*Dataset*:
━━━━━━━━━━━━━━━━━━━━

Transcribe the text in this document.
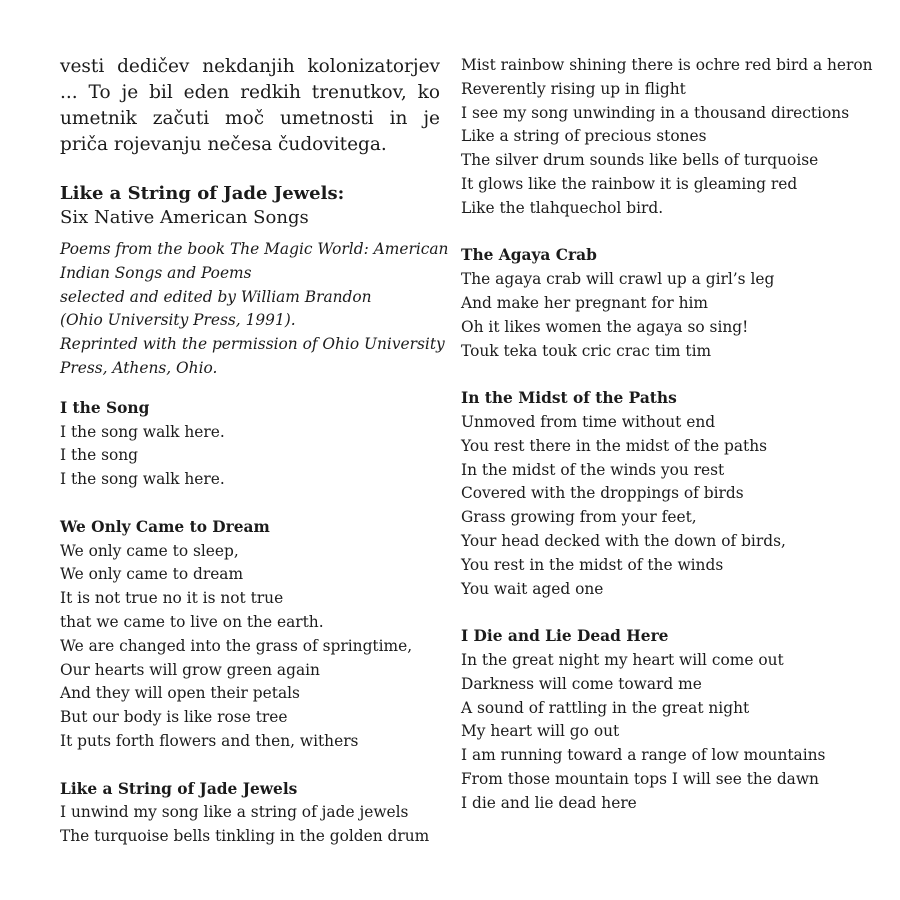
vesti dedičev nekdanjih kolonizatorjev ... To je bil eden redkih trenutkov, ko umetnik začuti moč umetnosti in je priča rojevanju nečesa čudovitega.

Like a String of Jade Jewels:
Six Native American Songs
Poems from the book The Magic World: American
Indian Songs and Poems
selected and edited by William Brandon
(Ohio University Press, 1991).
Reprinted with the permission of Ohio University
Press, Athens, Ohio.
I the Song
I the song walk here.
I the song
I the song walk here.
We Only Came to Dream
We only came to sleep,
We only came to dream
It is not true no it is not true
that we came to live on the earth.
We are changed into the grass of springtime,
Our hearts will grow green again
And they will open their petals
But our body is like rose tree
It puts forth flowers and then, withers
Like a String of Jade Jewels
I unwind my song like a string of jade jewels
The turquoise bells tinkling in the golden drum
Mist rainbow shining there is ochre red bird a heron
Reverently rising up in flight
I see my song unwinding in a thousand directions
Like a string of precious stones
The silver drum sounds like bells of turquoise
It glows like the rainbow it is gleaming red
Like the tlahquechol bird.
The Agaya Crab
The agaya crab will crawl up a girl’s leg
And make her pregnant for him
Oh it likes women the agaya so sing!
Touk teka touk cric crac tim tim
In the Midst of the Paths
Unmoved from time without end
You rest there in the midst of the paths
In the midst of the winds you rest
Covered with the droppings of birds
Grass growing from your feet,
Your head decked with the down of birds,
You rest in the midst of the winds
You wait aged one
I Die and Lie Dead Here
In the great night my heart will come out
Darkness will come toward me
A sound of rattling in the great night
My heart will go out
I am running toward a range of low mountains
From those mountain tops I will see the dawn
I die and lie dead here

━━━━━━━━━━━━━━━━━━━━

*Brief*: Determine how many lines contain the word "University" and reply with that number alone.

*Result for this task*: 2